----- DATA SUPPLIED -----

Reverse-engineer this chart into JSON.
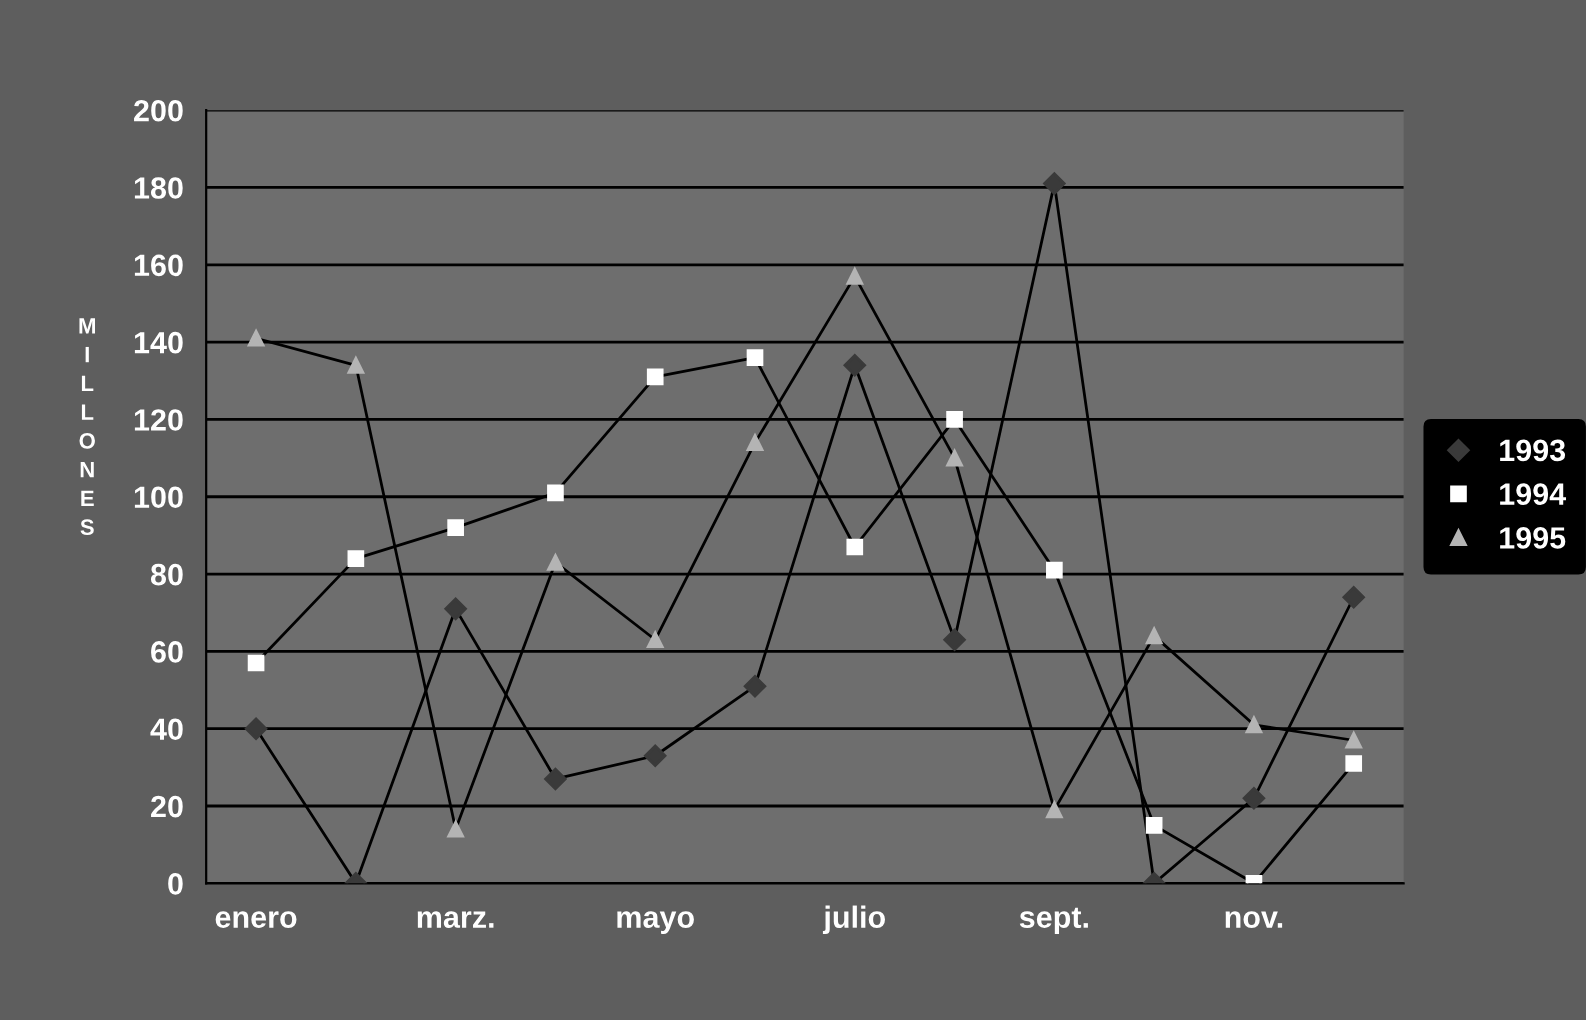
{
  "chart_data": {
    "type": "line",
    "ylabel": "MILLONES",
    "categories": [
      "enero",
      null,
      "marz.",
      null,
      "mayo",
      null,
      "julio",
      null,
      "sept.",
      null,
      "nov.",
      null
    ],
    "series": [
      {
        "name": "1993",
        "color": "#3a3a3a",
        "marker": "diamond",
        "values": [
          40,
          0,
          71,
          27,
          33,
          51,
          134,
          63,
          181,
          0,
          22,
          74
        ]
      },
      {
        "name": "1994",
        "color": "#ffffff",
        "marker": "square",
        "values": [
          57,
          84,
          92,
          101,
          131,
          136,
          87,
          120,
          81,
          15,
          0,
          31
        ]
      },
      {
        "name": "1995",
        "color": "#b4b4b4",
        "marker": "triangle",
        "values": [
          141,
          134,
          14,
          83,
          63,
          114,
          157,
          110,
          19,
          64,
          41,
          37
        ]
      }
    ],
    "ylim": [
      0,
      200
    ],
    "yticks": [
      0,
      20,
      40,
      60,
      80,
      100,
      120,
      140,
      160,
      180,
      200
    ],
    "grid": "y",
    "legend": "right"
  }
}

-----

Go through the data above and transcribe it in full, omitting any image.

Reverse-engineer this chart into JSON.
{
  "chart_data": {
    "type": "line",
    "ylabel": "MILLONES",
    "categories": [
      "enero",
      null,
      "marz.",
      null,
      "mayo",
      null,
      "julio",
      null,
      "sept.",
      null,
      "nov.",
      null
    ],
    "series": [
      {
        "name": "1993",
        "color": "#3a3a3a",
        "marker": "diamond",
        "values": [
          40,
          0,
          71,
          27,
          33,
          51,
          134,
          63,
          181,
          0,
          22,
          74
        ]
      },
      {
        "name": "1994",
        "color": "#ffffff",
        "marker": "square",
        "values": [
          57,
          84,
          92,
          101,
          131,
          136,
          87,
          120,
          81,
          15,
          0,
          31
        ]
      },
      {
        "name": "1995",
        "color": "#b4b4b4",
        "marker": "triangle",
        "values": [
          141,
          134,
          14,
          83,
          63,
          114,
          157,
          110,
          19,
          64,
          41,
          37
        ]
      }
    ],
    "ylim": [
      0,
      200
    ],
    "yticks": [
      0,
      20,
      40,
      60,
      80,
      100,
      120,
      140,
      160,
      180,
      200
    ],
    "grid": "y",
    "legend": "right"
  }
}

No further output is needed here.